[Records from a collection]
=-=-=-=-=
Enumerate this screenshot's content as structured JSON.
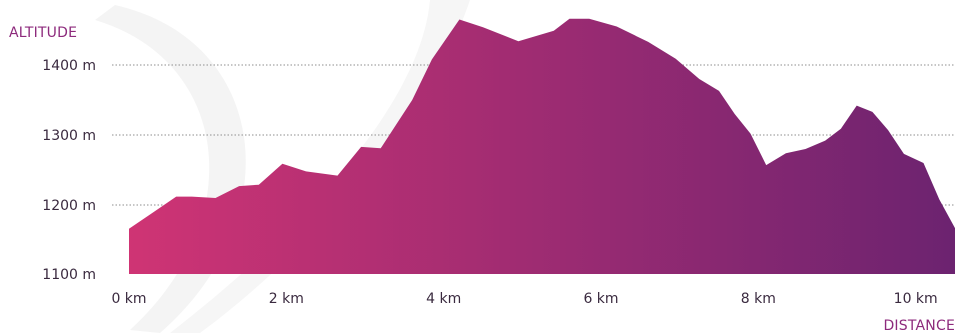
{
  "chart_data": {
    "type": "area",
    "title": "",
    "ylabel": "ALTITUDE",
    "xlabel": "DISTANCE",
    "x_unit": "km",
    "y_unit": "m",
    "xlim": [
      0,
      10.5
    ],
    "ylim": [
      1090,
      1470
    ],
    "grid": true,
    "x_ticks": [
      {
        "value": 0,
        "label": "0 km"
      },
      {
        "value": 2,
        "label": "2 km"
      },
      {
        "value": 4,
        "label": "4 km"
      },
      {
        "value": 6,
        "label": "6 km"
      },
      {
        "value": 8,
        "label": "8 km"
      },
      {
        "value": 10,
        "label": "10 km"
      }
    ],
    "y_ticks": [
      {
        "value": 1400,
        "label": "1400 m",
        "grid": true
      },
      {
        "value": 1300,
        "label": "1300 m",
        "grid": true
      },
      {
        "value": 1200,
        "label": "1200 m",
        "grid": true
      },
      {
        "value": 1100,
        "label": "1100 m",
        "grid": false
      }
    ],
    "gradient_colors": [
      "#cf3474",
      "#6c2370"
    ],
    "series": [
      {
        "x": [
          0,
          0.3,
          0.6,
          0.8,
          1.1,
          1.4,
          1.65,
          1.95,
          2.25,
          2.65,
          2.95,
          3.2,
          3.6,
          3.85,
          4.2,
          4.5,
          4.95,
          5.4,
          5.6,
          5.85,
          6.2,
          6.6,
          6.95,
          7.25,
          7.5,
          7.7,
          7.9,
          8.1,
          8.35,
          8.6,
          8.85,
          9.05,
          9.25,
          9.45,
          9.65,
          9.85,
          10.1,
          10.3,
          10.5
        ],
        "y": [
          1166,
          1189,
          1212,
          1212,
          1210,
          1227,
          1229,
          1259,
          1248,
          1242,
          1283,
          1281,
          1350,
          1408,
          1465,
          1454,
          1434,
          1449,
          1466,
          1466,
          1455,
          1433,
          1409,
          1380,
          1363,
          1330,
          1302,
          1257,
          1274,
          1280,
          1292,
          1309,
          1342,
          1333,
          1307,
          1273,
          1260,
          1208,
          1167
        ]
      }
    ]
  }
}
=-=-=-=-=
• GIVEN EXERCISE
Keep every word of the data as it is when you write it out, but drop the pictures.

• COMPLETE OUTPUT
Enumerate this screenshot's content as structured JSON.
{
  "chart_data": {
    "type": "area",
    "title": "",
    "ylabel": "ALTITUDE",
    "xlabel": "DISTANCE",
    "x_unit": "km",
    "y_unit": "m",
    "xlim": [
      0,
      10.5
    ],
    "ylim": [
      1090,
      1470
    ],
    "grid": true,
    "x_ticks": [
      {
        "value": 0,
        "label": "0 km"
      },
      {
        "value": 2,
        "label": "2 km"
      },
      {
        "value": 4,
        "label": "4 km"
      },
      {
        "value": 6,
        "label": "6 km"
      },
      {
        "value": 8,
        "label": "8 km"
      },
      {
        "value": 10,
        "label": "10 km"
      }
    ],
    "y_ticks": [
      {
        "value": 1400,
        "label": "1400 m",
        "grid": true
      },
      {
        "value": 1300,
        "label": "1300 m",
        "grid": true
      },
      {
        "value": 1200,
        "label": "1200 m",
        "grid": true
      },
      {
        "value": 1100,
        "label": "1100 m",
        "grid": false
      }
    ],
    "gradient_colors": [
      "#cf3474",
      "#6c2370"
    ],
    "series": [
      {
        "x": [
          0,
          0.3,
          0.6,
          0.8,
          1.1,
          1.4,
          1.65,
          1.95,
          2.25,
          2.65,
          2.95,
          3.2,
          3.6,
          3.85,
          4.2,
          4.5,
          4.95,
          5.4,
          5.6,
          5.85,
          6.2,
          6.6,
          6.95,
          7.25,
          7.5,
          7.7,
          7.9,
          8.1,
          8.35,
          8.6,
          8.85,
          9.05,
          9.25,
          9.45,
          9.65,
          9.85,
          10.1,
          10.3,
          10.5
        ],
        "y": [
          1166,
          1189,
          1212,
          1212,
          1210,
          1227,
          1229,
          1259,
          1248,
          1242,
          1283,
          1281,
          1350,
          1408,
          1465,
          1454,
          1434,
          1449,
          1466,
          1466,
          1455,
          1433,
          1409,
          1380,
          1363,
          1330,
          1302,
          1257,
          1274,
          1280,
          1292,
          1309,
          1342,
          1333,
          1307,
          1273,
          1260,
          1208,
          1167
        ]
      }
    ]
  }
}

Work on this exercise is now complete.